• [Short exercise] Look through the records below and collect all lines that hold the string "KRISTJANSSON".

• [Information shown]

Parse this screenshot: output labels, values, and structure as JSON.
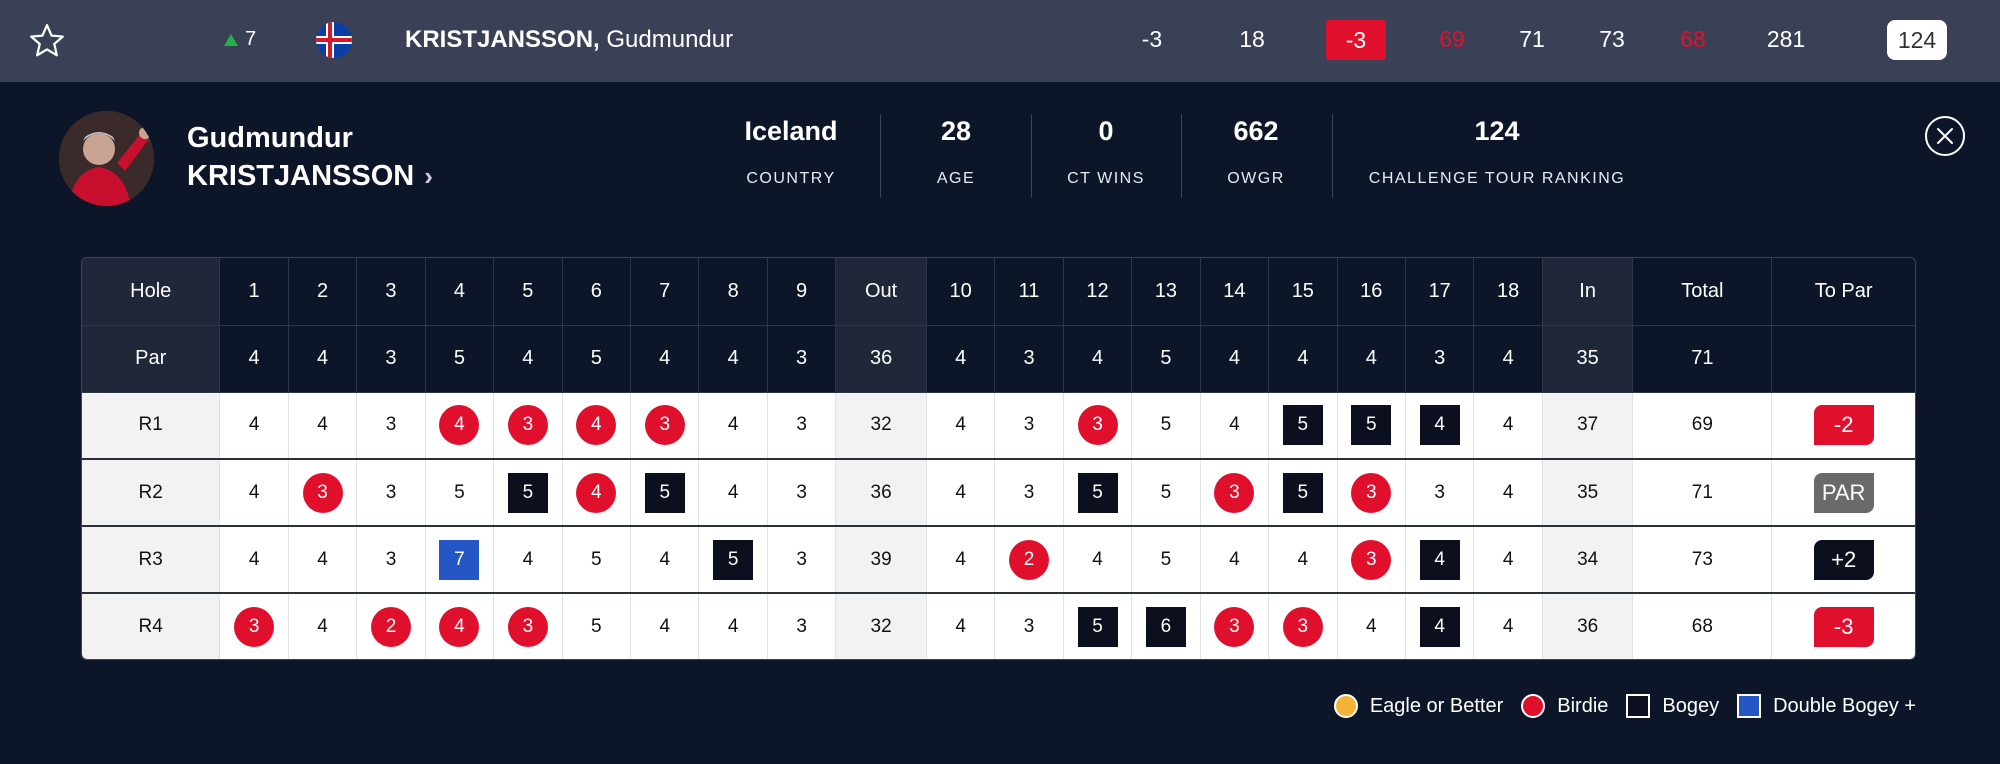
{
  "top_row": {
    "movement": "7",
    "name_last": "KRISTJANSSON,",
    "name_first": "Gudmundur",
    "to_par": "-3",
    "thru": "18",
    "today": "-3",
    "r1": "69",
    "r2": "71",
    "r3": "73",
    "r4": "68",
    "total": "281",
    "rank": "124",
    "colors": {
      "under_par": "#e0102d"
    }
  },
  "profile": {
    "first_name": "Gudmundur",
    "last_name": "KRISTJANSSON",
    "stats": [
      {
        "value": "Iceland",
        "label": "COUNTRY"
      },
      {
        "value": "28",
        "label": "AGE"
      },
      {
        "value": "0",
        "label": "CT WINS"
      },
      {
        "value": "662",
        "label": "OWGR"
      },
      {
        "value": "124",
        "label": "CHALLENGE TOUR RANKING"
      }
    ]
  },
  "scorecard": {
    "header": [
      "Hole",
      "1",
      "2",
      "3",
      "4",
      "5",
      "6",
      "7",
      "8",
      "9",
      "Out",
      "10",
      "11",
      "12",
      "13",
      "14",
      "15",
      "16",
      "17",
      "18",
      "In",
      "Total",
      "To Par"
    ],
    "par": [
      "Par",
      "4",
      "4",
      "3",
      "5",
      "4",
      "5",
      "4",
      "4",
      "3",
      "36",
      "4",
      "3",
      "4",
      "5",
      "4",
      "4",
      "4",
      "3",
      "4",
      "35",
      "71",
      ""
    ],
    "rounds": [
      {
        "label": "R1",
        "scores": [
          "4",
          "4",
          "3",
          "4",
          "3",
          "4",
          "3",
          "4",
          "3",
          "32",
          "4",
          "3",
          "3",
          "5",
          "4",
          "5",
          "5",
          "4",
          "4",
          "37",
          "69"
        ],
        "marks": [
          "",
          "",
          "",
          "birdie",
          "birdie",
          "birdie",
          "birdie",
          "",
          "",
          "",
          "",
          "",
          "birdie",
          "",
          "",
          "bogey",
          "bogey",
          "bogey",
          "",
          "",
          ""
        ],
        "to_par": "-2",
        "to_par_type": "under"
      },
      {
        "label": "R2",
        "scores": [
          "4",
          "3",
          "3",
          "5",
          "5",
          "4",
          "5",
          "4",
          "3",
          "36",
          "4",
          "3",
          "5",
          "5",
          "3",
          "5",
          "3",
          "3",
          "4",
          "35",
          "71"
        ],
        "marks": [
          "",
          "birdie",
          "",
          "",
          "bogey",
          "birdie",
          "bogey",
          "",
          "",
          "",
          "",
          "",
          "bogey",
          "",
          "birdie",
          "bogey",
          "birdie",
          "",
          "",
          "",
          ""
        ],
        "to_par": "PAR",
        "to_par_type": "even"
      },
      {
        "label": "R3",
        "scores": [
          "4",
          "4",
          "3",
          "7",
          "4",
          "5",
          "4",
          "5",
          "3",
          "39",
          "4",
          "2",
          "4",
          "5",
          "4",
          "4",
          "3",
          "4",
          "4",
          "34",
          "73"
        ],
        "marks": [
          "",
          "",
          "",
          "dbogey",
          "",
          "",
          "",
          "bogey",
          "",
          "",
          "",
          "birdie",
          "",
          "",
          "",
          "",
          "birdie",
          "bogey",
          "",
          "",
          ""
        ],
        "to_par": "+2",
        "to_par_type": "over"
      },
      {
        "label": "R4",
        "scores": [
          "3",
          "4",
          "2",
          "4",
          "3",
          "5",
          "4",
          "4",
          "3",
          "32",
          "4",
          "3",
          "5",
          "6",
          "3",
          "3",
          "4",
          "4",
          "4",
          "36",
          "68"
        ],
        "marks": [
          "birdie",
          "",
          "birdie",
          "birdie",
          "birdie",
          "",
          "",
          "",
          "",
          "",
          "",
          "",
          "bogey",
          "bogey",
          "birdie",
          "birdie",
          "",
          "bogey",
          "",
          "",
          ""
        ],
        "to_par": "-3",
        "to_par_type": "under"
      }
    ]
  },
  "legend": [
    {
      "key": "eagle",
      "label": "Eagle or Better",
      "color": "#f5b335"
    },
    {
      "key": "birdie",
      "label": "Birdie",
      "color": "#e0102d"
    },
    {
      "key": "bogey",
      "label": "Bogey",
      "color": "#0b0f1e"
    },
    {
      "key": "dbogey",
      "label": "Double Bogey +",
      "color": "#2457c5"
    }
  ],
  "icons": {
    "favorite": "star-icon",
    "close": "close-icon",
    "flag": "iceland-flag-icon",
    "movement": "arrow-up-icon"
  }
}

• [The answer]
    "name_last": "KRISTJANSSON,",
    "last_name": "KRISTJANSSON",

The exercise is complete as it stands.